**EXERCISE TASK**
Your task is to transcribe the data in full.

## Start PROVIDED RECORDS

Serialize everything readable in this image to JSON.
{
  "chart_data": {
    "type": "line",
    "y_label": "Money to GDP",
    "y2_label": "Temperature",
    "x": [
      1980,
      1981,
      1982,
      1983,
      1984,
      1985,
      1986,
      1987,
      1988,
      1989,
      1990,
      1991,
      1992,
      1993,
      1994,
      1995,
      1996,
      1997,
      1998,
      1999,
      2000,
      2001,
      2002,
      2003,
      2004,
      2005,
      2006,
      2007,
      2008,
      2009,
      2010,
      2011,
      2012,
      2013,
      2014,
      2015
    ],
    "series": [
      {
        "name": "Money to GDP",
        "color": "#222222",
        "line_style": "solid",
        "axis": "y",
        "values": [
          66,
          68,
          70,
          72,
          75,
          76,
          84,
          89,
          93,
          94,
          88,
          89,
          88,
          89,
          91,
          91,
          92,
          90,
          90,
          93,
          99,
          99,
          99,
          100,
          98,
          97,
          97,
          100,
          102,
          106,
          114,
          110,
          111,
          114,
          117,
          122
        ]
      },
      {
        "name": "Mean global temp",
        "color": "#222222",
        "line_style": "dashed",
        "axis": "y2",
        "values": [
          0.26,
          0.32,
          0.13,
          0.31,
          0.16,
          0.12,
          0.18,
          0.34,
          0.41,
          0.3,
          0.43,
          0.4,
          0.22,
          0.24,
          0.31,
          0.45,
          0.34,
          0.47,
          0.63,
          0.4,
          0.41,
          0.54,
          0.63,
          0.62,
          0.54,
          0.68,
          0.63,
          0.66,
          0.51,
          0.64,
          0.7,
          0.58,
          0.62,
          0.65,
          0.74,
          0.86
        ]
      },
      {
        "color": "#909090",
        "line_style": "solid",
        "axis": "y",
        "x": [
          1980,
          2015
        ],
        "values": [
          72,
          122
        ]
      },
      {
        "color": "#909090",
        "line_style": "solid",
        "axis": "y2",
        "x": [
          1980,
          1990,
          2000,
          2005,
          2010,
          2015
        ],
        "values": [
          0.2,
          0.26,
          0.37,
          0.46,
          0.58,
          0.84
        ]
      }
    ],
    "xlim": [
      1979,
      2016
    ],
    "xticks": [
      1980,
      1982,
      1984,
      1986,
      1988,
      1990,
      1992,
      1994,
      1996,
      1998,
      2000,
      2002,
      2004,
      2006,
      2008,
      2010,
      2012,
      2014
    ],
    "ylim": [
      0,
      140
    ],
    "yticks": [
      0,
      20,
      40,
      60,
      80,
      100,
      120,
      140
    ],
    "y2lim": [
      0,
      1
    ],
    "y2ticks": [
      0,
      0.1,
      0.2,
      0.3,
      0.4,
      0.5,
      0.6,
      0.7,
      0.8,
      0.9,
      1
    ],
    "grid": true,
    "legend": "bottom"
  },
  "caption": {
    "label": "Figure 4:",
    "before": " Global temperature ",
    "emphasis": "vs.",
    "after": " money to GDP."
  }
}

## End PROVIDED RECORDS

**EXERCISE SOLUTION**
Serialize everything readable in this image to JSON.
{
  "chart_data": {
    "type": "line",
    "y_label": "Money to GDP",
    "y2_label": "Temperature",
    "x": [
      1980,
      1981,
      1982,
      1983,
      1984,
      1985,
      1986,
      1987,
      1988,
      1989,
      1990,
      1991,
      1992,
      1993,
      1994,
      1995,
      1996,
      1997,
      1998,
      1999,
      2000,
      2001,
      2002,
      2003,
      2004,
      2005,
      2006,
      2007,
      2008,
      2009,
      2010,
      2011,
      2012,
      2013,
      2014,
      2015
    ],
    "series": [
      {
        "name": "Money to GDP",
        "color": "#222222",
        "line_style": "solid",
        "axis": "y",
        "values": [
          66,
          68,
          70,
          72,
          75,
          76,
          84,
          89,
          93,
          94,
          88,
          89,
          88,
          89,
          91,
          91,
          92,
          90,
          90,
          93,
          99,
          99,
          99,
          100,
          98,
          97,
          97,
          100,
          102,
          106,
          114,
          110,
          111,
          114,
          117,
          122
        ]
      },
      {
        "name": "Mean global temp",
        "color": "#222222",
        "line_style": "dashed",
        "axis": "y2",
        "values": [
          0.26,
          0.32,
          0.13,
          0.31,
          0.16,
          0.12,
          0.18,
          0.34,
          0.41,
          0.3,
          0.43,
          0.4,
          0.22,
          0.24,
          0.31,
          0.45,
          0.34,
          0.47,
          0.63,
          0.4,
          0.41,
          0.54,
          0.63,
          0.62,
          0.54,
          0.68,
          0.63,
          0.66,
          0.51,
          0.64,
          0.7,
          0.58,
          0.62,
          0.65,
          0.74,
          0.86
        ]
      },
      {
        "color": "#909090",
        "line_style": "solid",
        "axis": "y",
        "x": [
          1980,
          2015
        ],
        "values": [
          72,
          122
        ]
      },
      {
        "color": "#909090",
        "line_style": "solid",
        "axis": "y2",
        "x": [
          1980,
          1990,
          2000,
          2005,
          2010,
          2015
        ],
        "values": [
          0.2,
          0.26,
          0.37,
          0.46,
          0.58,
          0.84
        ]
      }
    ],
    "xlim": [
      1979,
      2016
    ],
    "xticks": [
      1980,
      1982,
      1984,
      1986,
      1988,
      1990,
      1992,
      1994,
      1996,
      1998,
      2000,
      2002,
      2004,
      2006,
      2008,
      2010,
      2012,
      2014
    ],
    "ylim": [
      0,
      140
    ],
    "yticks": [
      0,
      20,
      40,
      60,
      80,
      100,
      120,
      140
    ],
    "y2lim": [
      0,
      1
    ],
    "y2ticks": [
      0,
      0.1,
      0.2,
      0.3,
      0.4,
      0.5,
      0.6,
      0.7,
      0.8,
      0.9,
      1
    ],
    "grid": true,
    "legend": "bottom"
  },
  "caption": {
    "label": "Figure 4:",
    "before": " Global temperature ",
    "emphasis": "vs.",
    "after": " money to GDP."
  }
}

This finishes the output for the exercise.